**Task directions:**
Omit every picture, then give all the entries again exactly.

::::

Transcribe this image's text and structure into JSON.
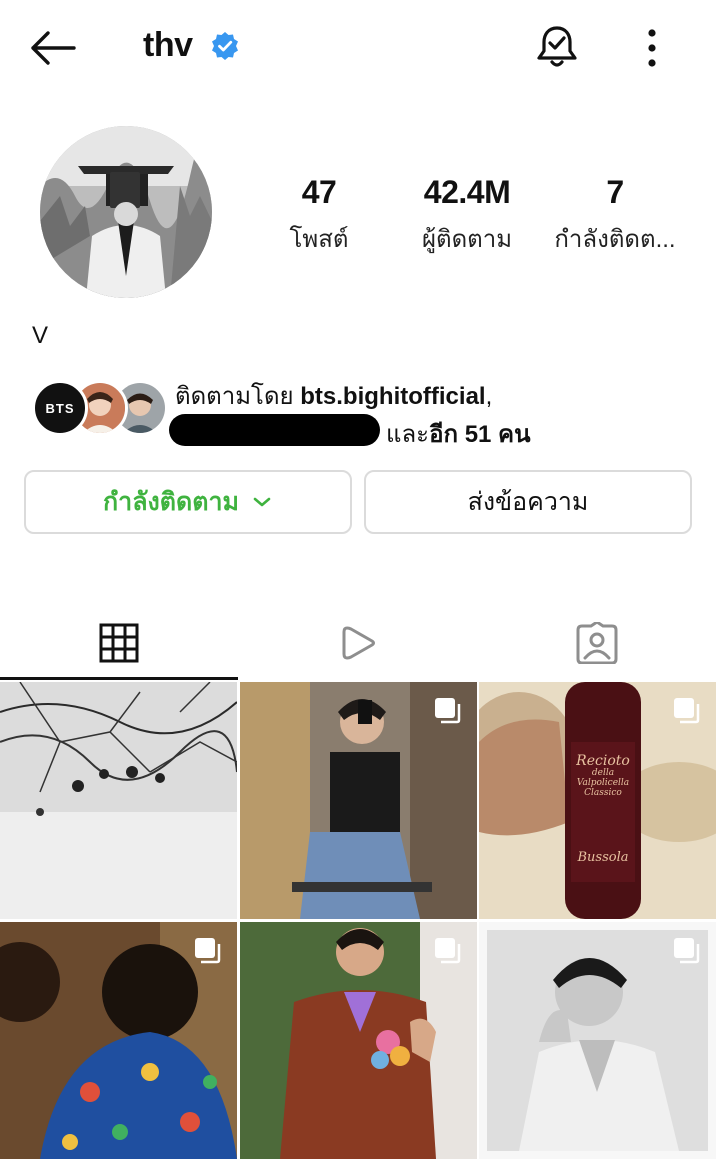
{
  "header": {
    "username": "thv"
  },
  "profile": {
    "stats": [
      {
        "value": "47",
        "label": "โพสต์"
      },
      {
        "value": "42.4M",
        "label": "ผู้ติดตาม"
      },
      {
        "value": "7",
        "label": "กำลังติดต..."
      }
    ],
    "display_name": "V",
    "mutual_badge_text": "BTS",
    "followed_by_prefix": "ติดตามโดย ",
    "followed_by_account": "bts.bighitofficial",
    "followed_by_suffix": ",",
    "and_more_prefix": "และ",
    "and_more_count": "อีก 51 คน"
  },
  "actions": {
    "following_label": "กำลังติดตาม",
    "message_label": "ส่งข้อความ"
  },
  "colors": {
    "accent_green": "#3fb33f",
    "verified_blue": "#3897f0"
  },
  "tabs": [
    {
      "icon": "grid-icon",
      "active": true
    },
    {
      "icon": "reels-play-icon",
      "active": false
    },
    {
      "icon": "tagged-person-icon",
      "active": false
    }
  ],
  "posts": [
    {
      "subject": "black and white branches photo",
      "multi": false
    },
    {
      "subject": "mirror selfie man sitting",
      "multi": true
    },
    {
      "subject": "wine bottle",
      "multi": true,
      "label_lines": [
        "Recioto",
        "della",
        "Valpolicella",
        "Classico",
        "Bussola"
      ]
    },
    {
      "subject": "man in floral shirt",
      "multi": true
    },
    {
      "subject": "man in brown suit",
      "multi": true
    },
    {
      "subject": "black and white portrait",
      "multi": true
    }
  ]
}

::::

**Answer to the exercise:**
Transcribe this image's text and structure into JSON.
{
  "header": {
    "username": "thv"
  },
  "profile": {
    "stats": [
      {
        "value": "47",
        "label": "โพสต์"
      },
      {
        "value": "42.4M",
        "label": "ผู้ติดตาม"
      },
      {
        "value": "7",
        "label": "กำลังติดต..."
      }
    ],
    "display_name": "V",
    "mutual_badge_text": "BTS",
    "followed_by_prefix": "ติดตามโดย ",
    "followed_by_account": "bts.bighitofficial",
    "followed_by_suffix": ",",
    "and_more_prefix": "และ",
    "and_more_count": "อีก 51 คน"
  },
  "actions": {
    "following_label": "กำลังติดตาม",
    "message_label": "ส่งข้อความ"
  },
  "colors": {
    "accent_green": "#3fb33f",
    "verified_blue": "#3897f0"
  },
  "tabs": [
    {
      "icon": "grid-icon",
      "active": true
    },
    {
      "icon": "reels-play-icon",
      "active": false
    },
    {
      "icon": "tagged-person-icon",
      "active": false
    }
  ],
  "posts": [
    {
      "subject": "black and white branches photo",
      "multi": false
    },
    {
      "subject": "mirror selfie man sitting",
      "multi": true
    },
    {
      "subject": "wine bottle",
      "multi": true,
      "label_lines": [
        "Recioto",
        "della",
        "Valpolicella",
        "Classico",
        "Bussola"
      ]
    },
    {
      "subject": "man in floral shirt",
      "multi": true
    },
    {
      "subject": "man in brown suit",
      "multi": true
    },
    {
      "subject": "black and white portrait",
      "multi": true
    }
  ]
}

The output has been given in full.